◆ DIRECTIONS FOR THIS TASK: Repeat every record exactly, but keep images out of the copy.

(Stored items)
*****

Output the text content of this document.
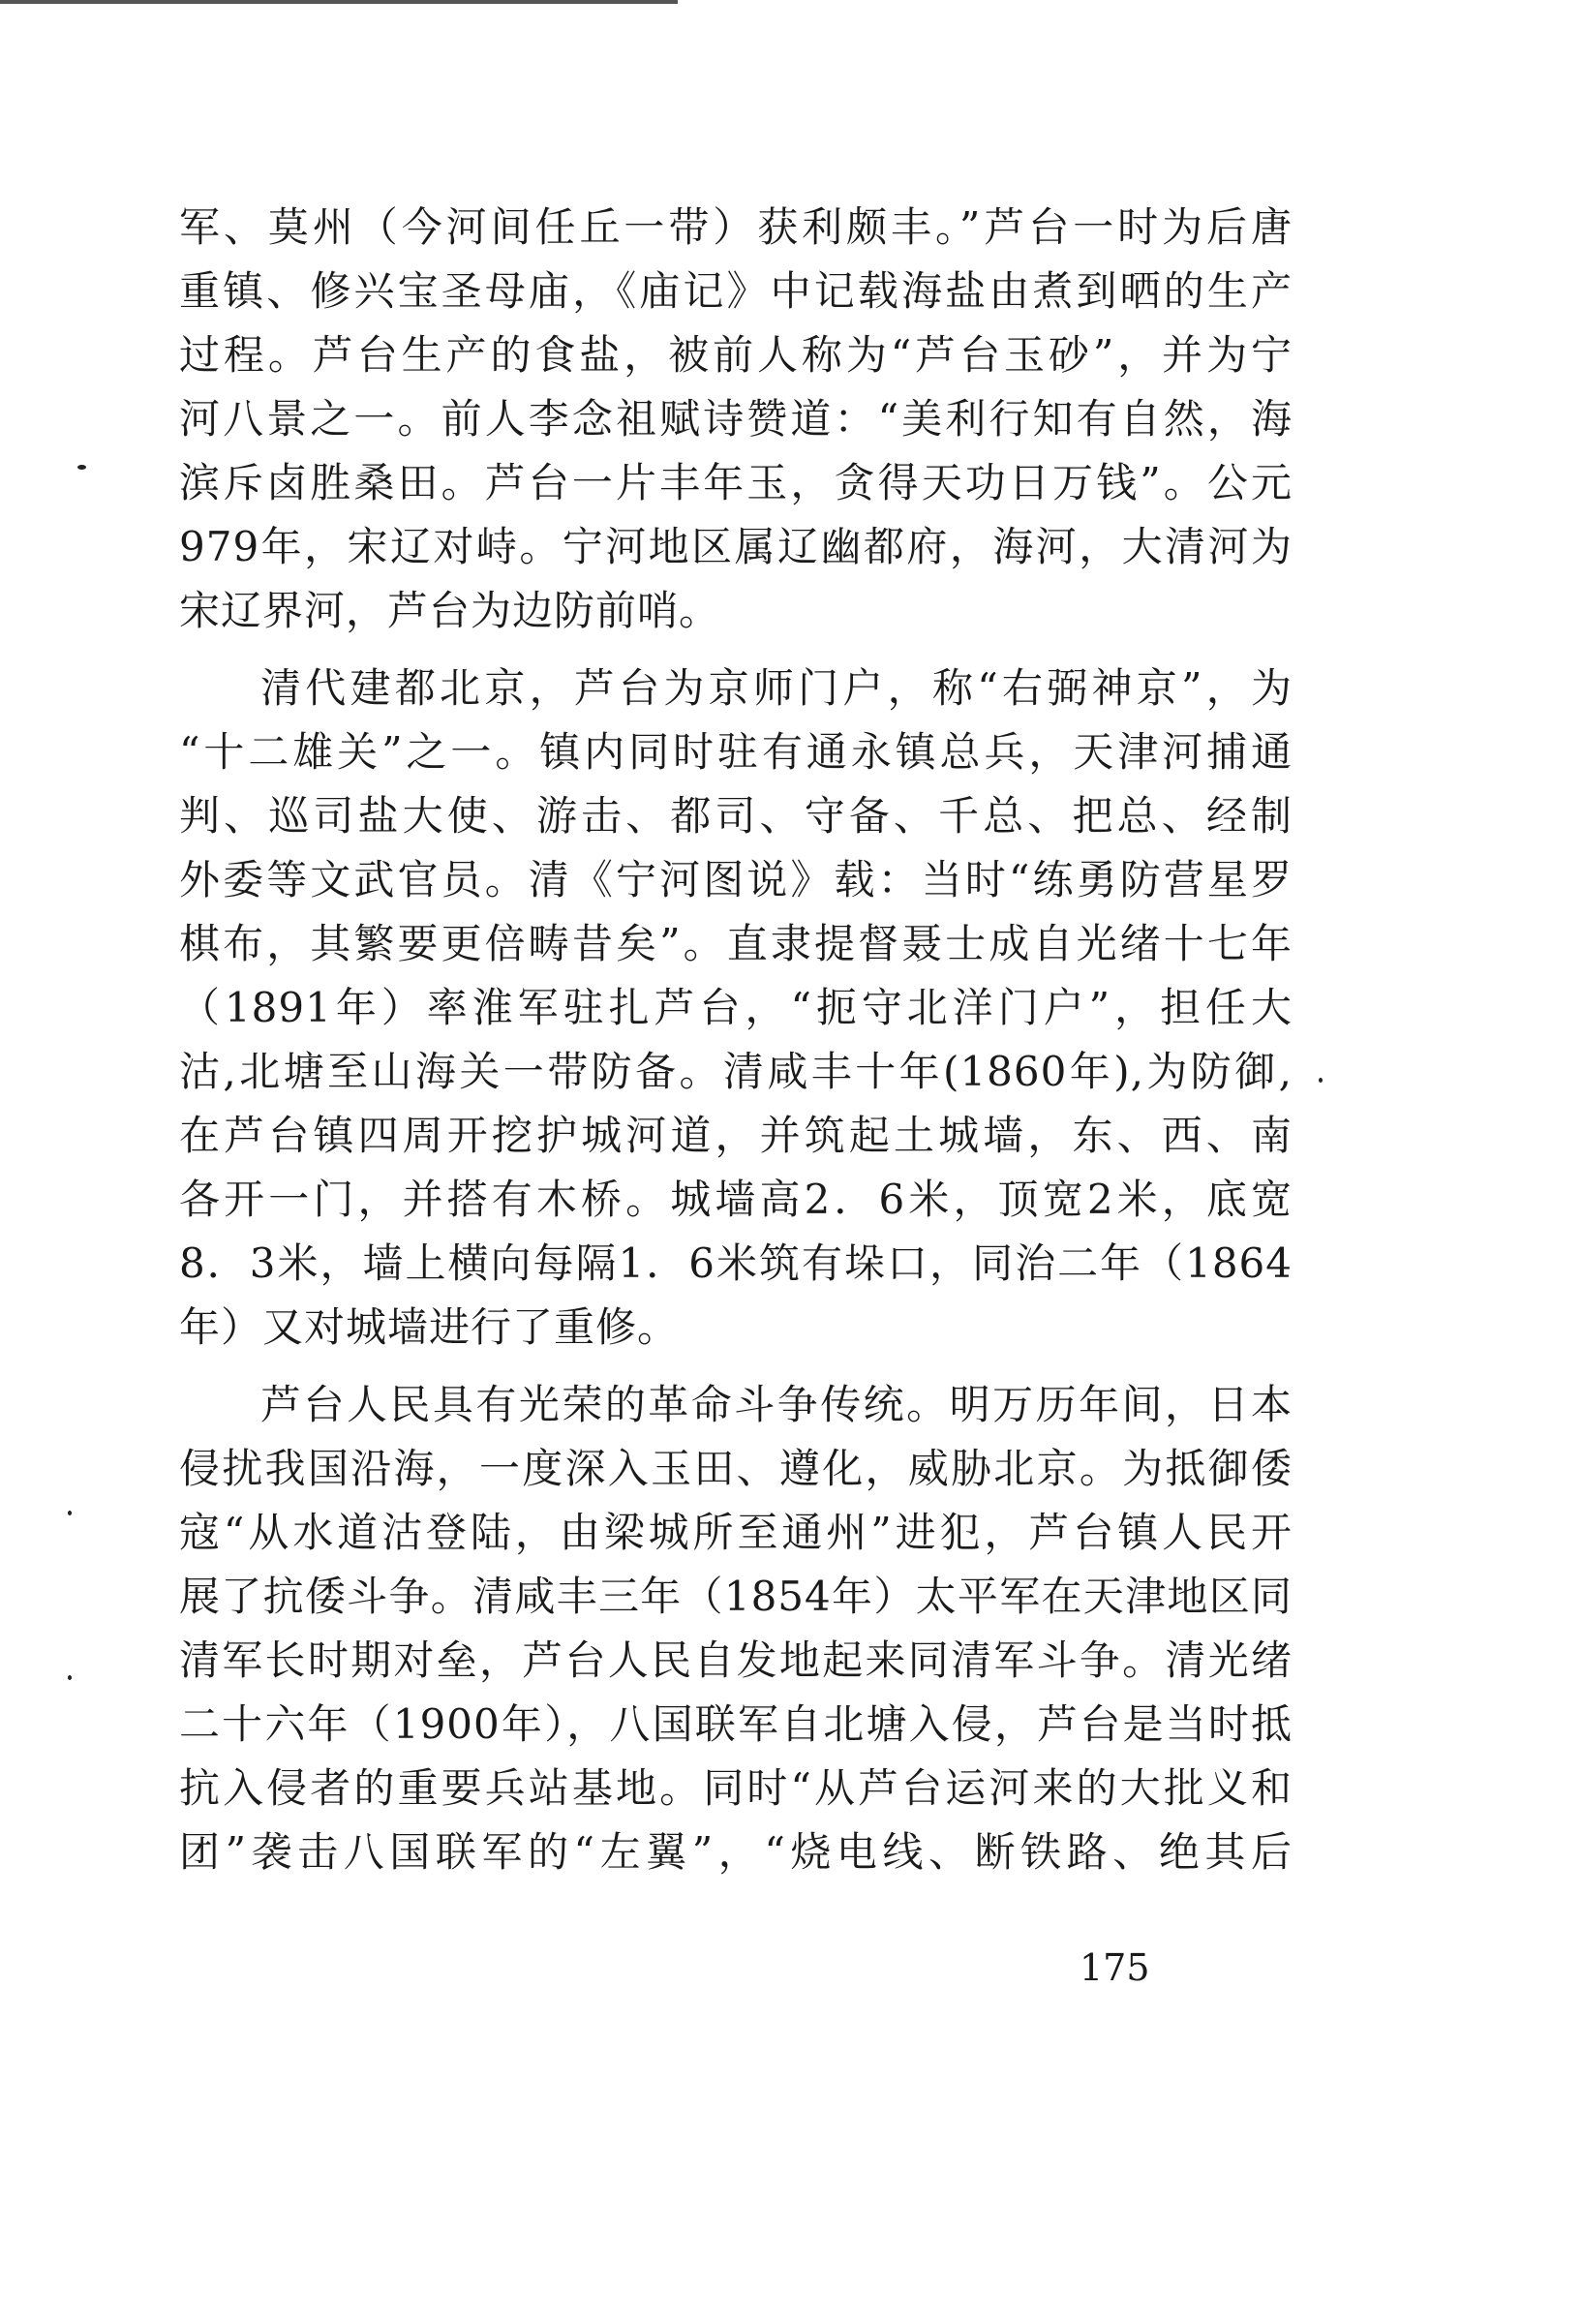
军、莫州（今河间任丘一带）获利颇丰。”芦台一时为后唐
重镇、修兴宝圣母庙，《庙记》中记载海盐由煮到晒的生产
过程。芦台生产的食盐，被前人称为“芦台玉砂”，并为宁
河八景之一。前人李念祖赋诗赞道：“美利行知有自然，海
滨斥卤胜桑田。芦台一片丰年玉，贪得天功日万钱”。公元
979年，宋辽对峙。宁河地区属辽幽都府，海河，大清河为
宋辽界河，芦台为边防前哨。
清代建都北京，芦台为京师门户，称“右弼神京”，为
“十二雄关”之一。镇内同时驻有通永镇总兵，天津河捕通
判、巡司盐大使、游击、都司、守备、千总、把总、经制
外委等文武官员。清《宁河图说》载：当时“练勇防营星罗
棋布，其繁要更倍畴昔矣”。直隶提督聂士成自光绪十七年
（1891年）率淮军驻扎芦台，“扼守北洋门户”，担任大
沽,北塘至山海关一带防备。清咸丰十年(1860年),为防御,
在芦台镇四周开挖护城河道，并筑起土城墙，东、西、南
各开一门，并搭有木桥。城墙高2．6米，顶宽2米，底宽
8．3米，墙上横向每隔1．6米筑有垛口，同治二年（1864
年）又对城墙进行了重修。
芦台人民具有光荣的革命斗争传统。明万历年间，日本
侵扰我国沿海，一度深入玉田、遵化，威胁北京。为抵御倭
寇“从水道沽登陆，由梁城所至通州”进犯，芦台镇人民开
展了抗倭斗争。清咸丰三年（1854年）太平军在天津地区同
清军长时期对垒，芦台人民自发地起来同清军斗争。清光绪
二十六年（1900年），八国联军自北塘入侵，芦台是当时抵
抗入侵者的重要兵站基地。同时“从芦台运河来的大批义和
团”袭击八国联军的“左翼”，“烧电线、断铁路、绝其后
175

*****

◆ RESULT FOR THIS TASK:
Output the text content of this document.
军、莫州（今河间任丘一带）获利颇丰。”芦台一时为后唐
重镇、修兴宝圣母庙，《庙记》中记载海盐由煮到晒的生产
过程。芦台生产的食盐，被前人称为“芦台玉砂”，并为宁
河八景之一。前人李念祖赋诗赞道：“美利行知有自然，海
滨斥卤胜桑田。芦台一片丰年玉，贪得天功日万钱”。公元
979年，宋辽对峙。宁河地区属辽幽都府，海河，大清河为
宋辽界河，芦台为边防前哨。
清代建都北京，芦台为京师门户，称“右弼神京”，为
“十二雄关”之一。镇内同时驻有通永镇总兵，天津河捕通
判、巡司盐大使、游击、都司、守备、千总、把总、经制
外委等文武官员。清《宁河图说》载：当时“练勇防营星罗
棋布，其繁要更倍畴昔矣”。直隶提督聂士成自光绪十七年
（1891年）率淮军驻扎芦台，“扼守北洋门户”，担任大
沽,北塘至山海关一带防备。清咸丰十年(1860年),为防御,
在芦台镇四周开挖护城河道，并筑起土城墙，东、西、南
各开一门，并搭有木桥。城墙高2．6米，顶宽2米，底宽
8．3米，墙上横向每隔1．6米筑有垛口，同治二年（1864
年）又对城墙进行了重修。
芦台人民具有光荣的革命斗争传统。明万历年间，日本
侵扰我国沿海，一度深入玉田、遵化，威胁北京。为抵御倭
寇“从水道沽登陆，由梁城所至通州”进犯，芦台镇人民开
展了抗倭斗争。清咸丰三年（1854年）太平军在天津地区同
清军长时期对垒，芦台人民自发地起来同清军斗争。清光绪
二十六年（1900年），八国联军自北塘入侵，芦台是当时抵
抗入侵者的重要兵站基地。同时“从芦台运河来的大批义和
团”袭击八国联军的“左翼”，“烧电线、断铁路、绝其后
175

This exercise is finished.